Determine how many lines contain the string "scales", then reply with that figure only.

— start Data shown —

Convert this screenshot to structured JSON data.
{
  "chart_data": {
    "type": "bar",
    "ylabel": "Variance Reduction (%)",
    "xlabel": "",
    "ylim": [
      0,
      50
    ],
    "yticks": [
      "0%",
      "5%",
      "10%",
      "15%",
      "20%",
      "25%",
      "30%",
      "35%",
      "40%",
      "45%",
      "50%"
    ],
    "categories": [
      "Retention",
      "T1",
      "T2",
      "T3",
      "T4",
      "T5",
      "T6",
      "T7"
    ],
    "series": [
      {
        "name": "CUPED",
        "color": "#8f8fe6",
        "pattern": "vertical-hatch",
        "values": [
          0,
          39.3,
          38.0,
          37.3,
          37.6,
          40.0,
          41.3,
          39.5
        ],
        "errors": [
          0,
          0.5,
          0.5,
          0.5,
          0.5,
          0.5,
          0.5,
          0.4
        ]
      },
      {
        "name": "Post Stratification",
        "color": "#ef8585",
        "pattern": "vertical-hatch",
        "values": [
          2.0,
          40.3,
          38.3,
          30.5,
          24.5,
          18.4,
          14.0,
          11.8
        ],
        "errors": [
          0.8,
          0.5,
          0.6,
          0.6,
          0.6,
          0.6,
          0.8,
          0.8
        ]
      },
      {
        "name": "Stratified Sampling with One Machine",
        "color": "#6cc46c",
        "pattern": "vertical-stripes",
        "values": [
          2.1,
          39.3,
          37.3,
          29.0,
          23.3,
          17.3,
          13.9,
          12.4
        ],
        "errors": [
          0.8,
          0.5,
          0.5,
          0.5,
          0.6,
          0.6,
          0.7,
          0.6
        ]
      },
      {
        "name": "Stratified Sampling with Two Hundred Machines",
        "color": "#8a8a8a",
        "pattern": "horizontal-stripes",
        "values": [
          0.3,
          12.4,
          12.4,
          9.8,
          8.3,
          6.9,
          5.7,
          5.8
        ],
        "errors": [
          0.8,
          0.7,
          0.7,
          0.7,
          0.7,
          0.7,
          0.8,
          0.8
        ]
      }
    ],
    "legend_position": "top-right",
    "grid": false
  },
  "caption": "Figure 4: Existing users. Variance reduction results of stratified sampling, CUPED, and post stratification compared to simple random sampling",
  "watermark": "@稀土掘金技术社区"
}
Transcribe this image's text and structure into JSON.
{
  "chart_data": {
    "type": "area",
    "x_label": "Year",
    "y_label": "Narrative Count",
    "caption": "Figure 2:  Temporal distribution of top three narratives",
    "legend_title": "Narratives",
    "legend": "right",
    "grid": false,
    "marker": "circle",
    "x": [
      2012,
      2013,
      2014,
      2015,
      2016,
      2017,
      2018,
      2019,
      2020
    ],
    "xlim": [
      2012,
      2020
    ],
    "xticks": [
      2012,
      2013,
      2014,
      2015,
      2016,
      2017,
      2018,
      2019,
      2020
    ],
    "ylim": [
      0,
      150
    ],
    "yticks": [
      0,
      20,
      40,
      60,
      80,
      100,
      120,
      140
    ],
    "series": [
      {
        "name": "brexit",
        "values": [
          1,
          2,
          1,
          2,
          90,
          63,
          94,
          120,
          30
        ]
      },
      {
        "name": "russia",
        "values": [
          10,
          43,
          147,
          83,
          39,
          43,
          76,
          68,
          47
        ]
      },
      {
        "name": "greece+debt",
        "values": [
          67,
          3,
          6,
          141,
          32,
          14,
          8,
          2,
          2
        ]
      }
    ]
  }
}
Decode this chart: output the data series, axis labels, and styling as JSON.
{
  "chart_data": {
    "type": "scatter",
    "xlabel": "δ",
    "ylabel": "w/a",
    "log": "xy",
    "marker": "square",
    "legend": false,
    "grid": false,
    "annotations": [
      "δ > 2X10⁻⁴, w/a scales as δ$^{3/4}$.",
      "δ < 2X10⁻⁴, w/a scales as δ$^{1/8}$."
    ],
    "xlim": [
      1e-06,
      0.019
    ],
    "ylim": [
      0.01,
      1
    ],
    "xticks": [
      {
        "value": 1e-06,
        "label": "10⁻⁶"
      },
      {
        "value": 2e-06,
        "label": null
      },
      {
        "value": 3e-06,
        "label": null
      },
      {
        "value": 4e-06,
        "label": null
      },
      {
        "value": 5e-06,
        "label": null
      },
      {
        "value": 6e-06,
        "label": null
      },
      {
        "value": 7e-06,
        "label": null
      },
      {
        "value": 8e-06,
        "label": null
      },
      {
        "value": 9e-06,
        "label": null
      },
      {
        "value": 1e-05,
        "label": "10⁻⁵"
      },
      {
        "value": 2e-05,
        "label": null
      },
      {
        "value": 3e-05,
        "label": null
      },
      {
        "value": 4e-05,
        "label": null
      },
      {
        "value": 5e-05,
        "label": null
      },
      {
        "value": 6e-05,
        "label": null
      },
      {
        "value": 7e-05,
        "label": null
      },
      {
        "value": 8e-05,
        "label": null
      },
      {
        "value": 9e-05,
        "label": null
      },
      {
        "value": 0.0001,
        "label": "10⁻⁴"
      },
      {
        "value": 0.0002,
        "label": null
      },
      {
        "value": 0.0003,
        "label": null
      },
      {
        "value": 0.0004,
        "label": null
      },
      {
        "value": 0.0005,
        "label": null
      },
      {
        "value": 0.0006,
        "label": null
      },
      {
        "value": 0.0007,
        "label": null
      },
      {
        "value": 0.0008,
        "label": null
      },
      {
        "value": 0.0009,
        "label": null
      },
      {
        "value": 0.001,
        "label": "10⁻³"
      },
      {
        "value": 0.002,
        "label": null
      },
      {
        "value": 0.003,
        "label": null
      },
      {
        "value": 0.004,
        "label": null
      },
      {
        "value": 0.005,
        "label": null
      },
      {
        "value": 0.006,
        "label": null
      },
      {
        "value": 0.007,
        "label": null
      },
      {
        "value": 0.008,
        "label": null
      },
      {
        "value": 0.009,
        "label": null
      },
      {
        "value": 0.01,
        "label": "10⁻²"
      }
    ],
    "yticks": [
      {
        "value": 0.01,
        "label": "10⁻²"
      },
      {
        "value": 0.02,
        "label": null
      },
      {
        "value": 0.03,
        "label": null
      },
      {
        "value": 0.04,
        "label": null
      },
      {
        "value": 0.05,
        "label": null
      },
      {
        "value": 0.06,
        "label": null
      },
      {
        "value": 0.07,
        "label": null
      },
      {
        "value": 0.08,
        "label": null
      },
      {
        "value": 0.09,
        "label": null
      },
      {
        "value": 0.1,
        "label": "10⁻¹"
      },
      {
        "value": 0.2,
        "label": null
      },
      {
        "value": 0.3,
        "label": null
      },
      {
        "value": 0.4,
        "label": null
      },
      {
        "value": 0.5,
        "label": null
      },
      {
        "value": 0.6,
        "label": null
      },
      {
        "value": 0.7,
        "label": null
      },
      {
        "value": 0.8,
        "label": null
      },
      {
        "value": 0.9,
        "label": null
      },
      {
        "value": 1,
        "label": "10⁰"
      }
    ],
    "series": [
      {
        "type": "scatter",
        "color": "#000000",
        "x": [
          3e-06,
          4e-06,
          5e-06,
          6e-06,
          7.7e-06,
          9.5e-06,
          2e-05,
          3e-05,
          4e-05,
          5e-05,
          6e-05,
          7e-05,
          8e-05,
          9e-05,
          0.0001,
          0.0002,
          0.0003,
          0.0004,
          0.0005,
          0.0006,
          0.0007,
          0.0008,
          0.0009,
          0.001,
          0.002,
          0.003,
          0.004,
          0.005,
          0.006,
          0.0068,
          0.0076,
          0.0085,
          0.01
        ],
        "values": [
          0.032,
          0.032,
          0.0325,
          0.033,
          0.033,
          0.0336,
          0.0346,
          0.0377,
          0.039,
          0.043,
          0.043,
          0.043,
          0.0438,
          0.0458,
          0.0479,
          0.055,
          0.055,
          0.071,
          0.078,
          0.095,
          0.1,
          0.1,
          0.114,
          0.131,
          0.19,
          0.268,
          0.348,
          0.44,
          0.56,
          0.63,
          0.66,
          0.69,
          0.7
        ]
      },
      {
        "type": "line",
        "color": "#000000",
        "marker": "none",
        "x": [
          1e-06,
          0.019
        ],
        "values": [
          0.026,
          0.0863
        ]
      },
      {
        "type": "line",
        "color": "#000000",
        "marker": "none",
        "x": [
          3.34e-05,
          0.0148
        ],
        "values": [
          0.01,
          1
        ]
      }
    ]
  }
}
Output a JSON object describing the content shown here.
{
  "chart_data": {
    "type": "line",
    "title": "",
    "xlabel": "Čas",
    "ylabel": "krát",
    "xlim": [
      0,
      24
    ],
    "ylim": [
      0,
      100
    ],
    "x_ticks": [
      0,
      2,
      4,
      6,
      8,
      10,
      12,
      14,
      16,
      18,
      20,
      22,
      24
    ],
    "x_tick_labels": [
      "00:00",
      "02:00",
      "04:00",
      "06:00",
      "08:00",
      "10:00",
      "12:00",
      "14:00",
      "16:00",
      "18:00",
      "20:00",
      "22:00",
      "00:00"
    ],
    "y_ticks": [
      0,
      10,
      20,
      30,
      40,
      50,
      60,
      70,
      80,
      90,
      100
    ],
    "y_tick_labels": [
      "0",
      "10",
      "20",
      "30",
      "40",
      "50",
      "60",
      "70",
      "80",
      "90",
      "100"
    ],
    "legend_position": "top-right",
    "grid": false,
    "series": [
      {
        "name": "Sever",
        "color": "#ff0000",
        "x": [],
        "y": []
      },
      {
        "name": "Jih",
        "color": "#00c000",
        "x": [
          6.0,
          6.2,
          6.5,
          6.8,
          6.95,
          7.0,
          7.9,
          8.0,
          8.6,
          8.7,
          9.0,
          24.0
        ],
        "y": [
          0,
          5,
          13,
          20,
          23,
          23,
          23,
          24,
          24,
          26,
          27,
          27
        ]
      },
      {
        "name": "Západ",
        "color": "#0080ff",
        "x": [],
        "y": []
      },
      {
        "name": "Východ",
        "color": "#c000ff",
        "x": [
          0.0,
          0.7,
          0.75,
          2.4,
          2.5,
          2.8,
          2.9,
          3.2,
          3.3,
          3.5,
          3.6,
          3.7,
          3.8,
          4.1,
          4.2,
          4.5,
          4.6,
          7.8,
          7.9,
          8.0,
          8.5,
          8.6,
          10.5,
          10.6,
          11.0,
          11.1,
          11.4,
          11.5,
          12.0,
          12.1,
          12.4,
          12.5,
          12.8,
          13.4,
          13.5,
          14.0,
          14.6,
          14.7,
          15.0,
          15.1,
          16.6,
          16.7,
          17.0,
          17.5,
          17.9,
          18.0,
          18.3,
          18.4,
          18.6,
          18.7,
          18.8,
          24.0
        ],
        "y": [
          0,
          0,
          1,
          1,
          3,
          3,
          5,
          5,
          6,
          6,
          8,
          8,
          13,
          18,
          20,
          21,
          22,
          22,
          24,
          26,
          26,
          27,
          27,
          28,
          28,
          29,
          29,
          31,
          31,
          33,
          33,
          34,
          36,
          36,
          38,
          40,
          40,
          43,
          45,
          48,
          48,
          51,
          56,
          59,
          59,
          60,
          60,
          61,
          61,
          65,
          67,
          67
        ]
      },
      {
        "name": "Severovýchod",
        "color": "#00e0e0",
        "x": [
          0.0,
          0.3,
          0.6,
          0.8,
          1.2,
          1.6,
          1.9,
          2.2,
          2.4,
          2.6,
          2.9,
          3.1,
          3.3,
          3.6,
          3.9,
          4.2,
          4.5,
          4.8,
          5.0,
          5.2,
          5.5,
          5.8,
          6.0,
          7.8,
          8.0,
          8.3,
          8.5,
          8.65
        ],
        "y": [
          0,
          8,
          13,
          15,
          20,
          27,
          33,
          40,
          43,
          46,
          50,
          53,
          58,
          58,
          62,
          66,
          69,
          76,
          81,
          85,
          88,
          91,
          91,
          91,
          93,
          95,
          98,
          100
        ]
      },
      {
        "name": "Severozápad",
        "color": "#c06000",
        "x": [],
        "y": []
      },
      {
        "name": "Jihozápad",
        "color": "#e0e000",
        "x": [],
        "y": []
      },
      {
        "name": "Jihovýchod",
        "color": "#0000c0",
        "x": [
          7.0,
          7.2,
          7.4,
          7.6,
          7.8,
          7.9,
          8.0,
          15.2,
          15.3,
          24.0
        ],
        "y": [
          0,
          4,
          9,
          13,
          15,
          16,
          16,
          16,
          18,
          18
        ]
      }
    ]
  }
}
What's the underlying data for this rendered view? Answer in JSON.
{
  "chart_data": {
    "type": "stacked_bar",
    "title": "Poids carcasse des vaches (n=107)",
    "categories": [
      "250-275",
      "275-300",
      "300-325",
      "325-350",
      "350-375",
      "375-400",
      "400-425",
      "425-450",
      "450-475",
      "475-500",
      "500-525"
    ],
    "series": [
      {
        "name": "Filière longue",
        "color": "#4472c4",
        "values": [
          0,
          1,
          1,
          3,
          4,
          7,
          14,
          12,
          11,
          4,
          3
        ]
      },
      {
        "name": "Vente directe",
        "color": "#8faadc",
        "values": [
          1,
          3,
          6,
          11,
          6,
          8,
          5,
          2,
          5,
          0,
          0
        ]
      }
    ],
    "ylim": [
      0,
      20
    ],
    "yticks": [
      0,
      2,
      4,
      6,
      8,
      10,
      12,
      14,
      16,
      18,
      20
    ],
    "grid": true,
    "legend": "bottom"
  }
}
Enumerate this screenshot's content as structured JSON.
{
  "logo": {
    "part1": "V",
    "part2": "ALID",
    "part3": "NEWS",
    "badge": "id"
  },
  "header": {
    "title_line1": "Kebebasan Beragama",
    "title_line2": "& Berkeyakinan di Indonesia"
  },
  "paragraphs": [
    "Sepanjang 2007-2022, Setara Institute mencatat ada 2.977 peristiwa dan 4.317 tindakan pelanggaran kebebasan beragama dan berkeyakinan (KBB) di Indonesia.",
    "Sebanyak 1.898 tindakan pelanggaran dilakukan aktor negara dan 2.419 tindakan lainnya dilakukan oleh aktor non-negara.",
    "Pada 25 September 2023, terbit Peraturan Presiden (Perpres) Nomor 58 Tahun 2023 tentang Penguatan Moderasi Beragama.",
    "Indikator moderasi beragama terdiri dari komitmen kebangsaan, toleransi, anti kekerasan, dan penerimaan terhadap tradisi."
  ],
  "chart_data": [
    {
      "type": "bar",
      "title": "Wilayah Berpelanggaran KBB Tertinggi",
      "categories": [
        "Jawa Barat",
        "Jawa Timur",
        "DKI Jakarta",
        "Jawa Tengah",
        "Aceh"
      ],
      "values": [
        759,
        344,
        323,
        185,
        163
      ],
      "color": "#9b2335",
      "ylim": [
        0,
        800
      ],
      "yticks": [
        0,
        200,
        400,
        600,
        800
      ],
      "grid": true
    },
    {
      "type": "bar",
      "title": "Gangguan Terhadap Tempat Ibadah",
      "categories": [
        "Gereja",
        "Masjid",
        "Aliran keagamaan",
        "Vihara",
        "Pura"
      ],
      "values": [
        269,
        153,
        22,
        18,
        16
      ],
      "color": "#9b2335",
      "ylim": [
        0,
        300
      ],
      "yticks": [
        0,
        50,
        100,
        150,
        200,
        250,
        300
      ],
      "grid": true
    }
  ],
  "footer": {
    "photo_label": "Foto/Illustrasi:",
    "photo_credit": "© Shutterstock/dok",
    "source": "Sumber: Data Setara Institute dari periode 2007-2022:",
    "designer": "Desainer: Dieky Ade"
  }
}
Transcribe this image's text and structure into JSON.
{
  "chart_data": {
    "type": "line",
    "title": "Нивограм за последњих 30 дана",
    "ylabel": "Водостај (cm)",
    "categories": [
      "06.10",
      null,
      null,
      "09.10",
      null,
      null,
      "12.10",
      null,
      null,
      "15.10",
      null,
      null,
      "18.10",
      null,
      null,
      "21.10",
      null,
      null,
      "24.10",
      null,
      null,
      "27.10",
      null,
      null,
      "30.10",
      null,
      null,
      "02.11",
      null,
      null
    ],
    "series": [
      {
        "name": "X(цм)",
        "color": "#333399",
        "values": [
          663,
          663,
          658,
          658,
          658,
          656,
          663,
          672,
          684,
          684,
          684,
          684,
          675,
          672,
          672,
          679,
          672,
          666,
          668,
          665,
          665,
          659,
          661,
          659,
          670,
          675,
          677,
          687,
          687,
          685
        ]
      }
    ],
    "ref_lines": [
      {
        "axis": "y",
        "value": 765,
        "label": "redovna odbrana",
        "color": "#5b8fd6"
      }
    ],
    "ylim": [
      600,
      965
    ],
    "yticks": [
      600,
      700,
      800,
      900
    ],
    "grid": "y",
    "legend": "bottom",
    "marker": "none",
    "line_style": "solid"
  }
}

— end Data shown —

The completed task:
2